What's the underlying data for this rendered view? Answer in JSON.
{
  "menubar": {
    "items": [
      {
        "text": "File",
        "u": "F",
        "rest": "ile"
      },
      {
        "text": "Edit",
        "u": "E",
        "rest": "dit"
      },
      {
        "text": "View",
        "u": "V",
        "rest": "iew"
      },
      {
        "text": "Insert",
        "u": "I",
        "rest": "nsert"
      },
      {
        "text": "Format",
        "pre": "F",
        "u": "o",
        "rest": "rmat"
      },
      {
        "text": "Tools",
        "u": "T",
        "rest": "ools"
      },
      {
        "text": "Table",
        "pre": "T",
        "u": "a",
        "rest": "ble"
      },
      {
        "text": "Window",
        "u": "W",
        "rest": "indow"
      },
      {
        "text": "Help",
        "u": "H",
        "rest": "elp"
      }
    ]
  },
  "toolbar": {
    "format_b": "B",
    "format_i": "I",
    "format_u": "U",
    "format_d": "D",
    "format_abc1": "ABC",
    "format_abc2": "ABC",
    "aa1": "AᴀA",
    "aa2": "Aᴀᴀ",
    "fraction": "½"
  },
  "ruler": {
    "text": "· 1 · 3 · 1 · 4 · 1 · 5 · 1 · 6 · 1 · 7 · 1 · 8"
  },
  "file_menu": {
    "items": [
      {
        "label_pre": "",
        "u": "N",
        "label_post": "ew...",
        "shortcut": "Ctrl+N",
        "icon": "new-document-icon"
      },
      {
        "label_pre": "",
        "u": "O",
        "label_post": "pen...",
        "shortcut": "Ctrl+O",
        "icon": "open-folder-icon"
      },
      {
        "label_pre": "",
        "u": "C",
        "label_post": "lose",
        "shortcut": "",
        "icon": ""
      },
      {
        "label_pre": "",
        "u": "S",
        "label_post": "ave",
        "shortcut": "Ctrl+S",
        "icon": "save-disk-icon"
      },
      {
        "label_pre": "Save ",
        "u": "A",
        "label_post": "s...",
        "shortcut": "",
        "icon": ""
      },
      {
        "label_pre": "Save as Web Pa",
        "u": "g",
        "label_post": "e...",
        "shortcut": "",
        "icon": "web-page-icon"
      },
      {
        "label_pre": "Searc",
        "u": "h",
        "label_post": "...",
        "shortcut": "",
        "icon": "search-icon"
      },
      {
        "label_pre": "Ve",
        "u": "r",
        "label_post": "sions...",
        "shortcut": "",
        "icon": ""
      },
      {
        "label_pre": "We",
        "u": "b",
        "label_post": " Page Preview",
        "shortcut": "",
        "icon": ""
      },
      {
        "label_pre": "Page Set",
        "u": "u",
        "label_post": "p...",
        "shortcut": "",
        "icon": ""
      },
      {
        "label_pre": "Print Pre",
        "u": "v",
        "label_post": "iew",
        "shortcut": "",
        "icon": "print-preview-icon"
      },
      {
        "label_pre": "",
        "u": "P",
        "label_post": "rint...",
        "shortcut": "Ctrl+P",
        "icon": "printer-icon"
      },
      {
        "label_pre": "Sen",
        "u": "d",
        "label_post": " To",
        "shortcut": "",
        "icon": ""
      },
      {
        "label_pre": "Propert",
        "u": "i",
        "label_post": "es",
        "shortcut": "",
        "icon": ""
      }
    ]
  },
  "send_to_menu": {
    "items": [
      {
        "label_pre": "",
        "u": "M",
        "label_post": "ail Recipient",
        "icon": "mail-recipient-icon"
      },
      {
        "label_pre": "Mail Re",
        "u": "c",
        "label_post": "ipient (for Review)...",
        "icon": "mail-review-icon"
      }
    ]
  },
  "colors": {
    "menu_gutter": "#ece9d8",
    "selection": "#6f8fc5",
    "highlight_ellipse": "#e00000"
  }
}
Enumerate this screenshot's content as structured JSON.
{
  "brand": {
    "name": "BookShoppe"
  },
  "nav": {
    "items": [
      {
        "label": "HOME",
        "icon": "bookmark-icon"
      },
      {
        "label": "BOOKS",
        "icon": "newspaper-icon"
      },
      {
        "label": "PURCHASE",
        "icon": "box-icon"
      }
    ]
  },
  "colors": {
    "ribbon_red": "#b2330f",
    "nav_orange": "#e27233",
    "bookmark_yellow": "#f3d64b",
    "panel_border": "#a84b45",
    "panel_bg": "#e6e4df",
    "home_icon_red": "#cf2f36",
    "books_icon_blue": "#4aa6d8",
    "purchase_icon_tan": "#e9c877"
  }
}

• • •

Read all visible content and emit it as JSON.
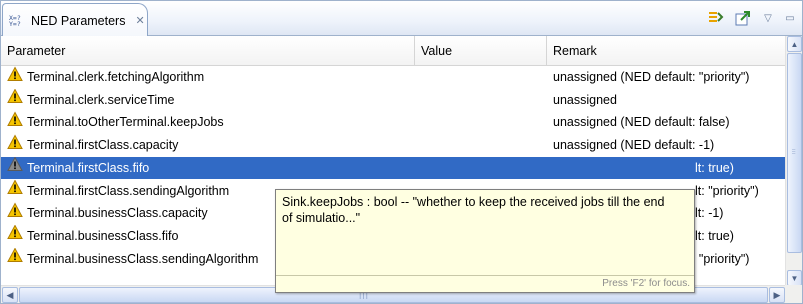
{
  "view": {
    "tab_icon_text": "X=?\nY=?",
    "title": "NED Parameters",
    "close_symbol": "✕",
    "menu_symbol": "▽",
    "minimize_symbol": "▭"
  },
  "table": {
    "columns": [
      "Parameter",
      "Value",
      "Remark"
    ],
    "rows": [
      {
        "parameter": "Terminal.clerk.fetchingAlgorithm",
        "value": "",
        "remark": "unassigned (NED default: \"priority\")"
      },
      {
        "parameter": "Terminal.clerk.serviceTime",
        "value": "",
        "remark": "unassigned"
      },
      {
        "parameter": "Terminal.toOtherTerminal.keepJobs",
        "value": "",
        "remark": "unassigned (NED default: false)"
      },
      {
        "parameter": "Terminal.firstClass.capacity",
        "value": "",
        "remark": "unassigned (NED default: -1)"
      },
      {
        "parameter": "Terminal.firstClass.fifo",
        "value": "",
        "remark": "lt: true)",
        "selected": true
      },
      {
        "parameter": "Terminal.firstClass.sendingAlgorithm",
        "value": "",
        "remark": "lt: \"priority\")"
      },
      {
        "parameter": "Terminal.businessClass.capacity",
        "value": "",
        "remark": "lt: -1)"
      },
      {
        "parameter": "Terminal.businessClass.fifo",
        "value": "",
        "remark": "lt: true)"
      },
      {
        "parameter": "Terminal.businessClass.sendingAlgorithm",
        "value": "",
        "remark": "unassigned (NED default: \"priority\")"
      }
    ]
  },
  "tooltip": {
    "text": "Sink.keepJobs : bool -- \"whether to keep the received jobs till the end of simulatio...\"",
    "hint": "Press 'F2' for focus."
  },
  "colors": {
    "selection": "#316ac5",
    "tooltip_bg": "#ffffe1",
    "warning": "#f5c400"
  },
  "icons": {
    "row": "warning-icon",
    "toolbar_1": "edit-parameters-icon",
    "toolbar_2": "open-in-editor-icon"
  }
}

• • •

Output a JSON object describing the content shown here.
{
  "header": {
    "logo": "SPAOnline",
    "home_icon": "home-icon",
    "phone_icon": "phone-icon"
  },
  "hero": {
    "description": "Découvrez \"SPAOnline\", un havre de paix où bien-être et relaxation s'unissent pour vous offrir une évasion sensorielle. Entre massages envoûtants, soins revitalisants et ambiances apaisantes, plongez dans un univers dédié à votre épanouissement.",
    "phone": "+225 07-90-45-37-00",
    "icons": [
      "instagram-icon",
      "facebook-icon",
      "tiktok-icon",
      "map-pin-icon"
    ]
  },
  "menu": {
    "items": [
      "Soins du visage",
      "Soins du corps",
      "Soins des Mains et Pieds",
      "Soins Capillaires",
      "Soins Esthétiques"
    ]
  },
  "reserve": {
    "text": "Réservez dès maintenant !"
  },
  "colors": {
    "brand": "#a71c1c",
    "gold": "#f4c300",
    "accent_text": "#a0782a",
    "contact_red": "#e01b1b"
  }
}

• • •

WHAT YOU ARE ASKED TO DO: What is the number of lines that hold the string "sendingAlgorithm"? Give it alone.

FULL SOLUTION: 2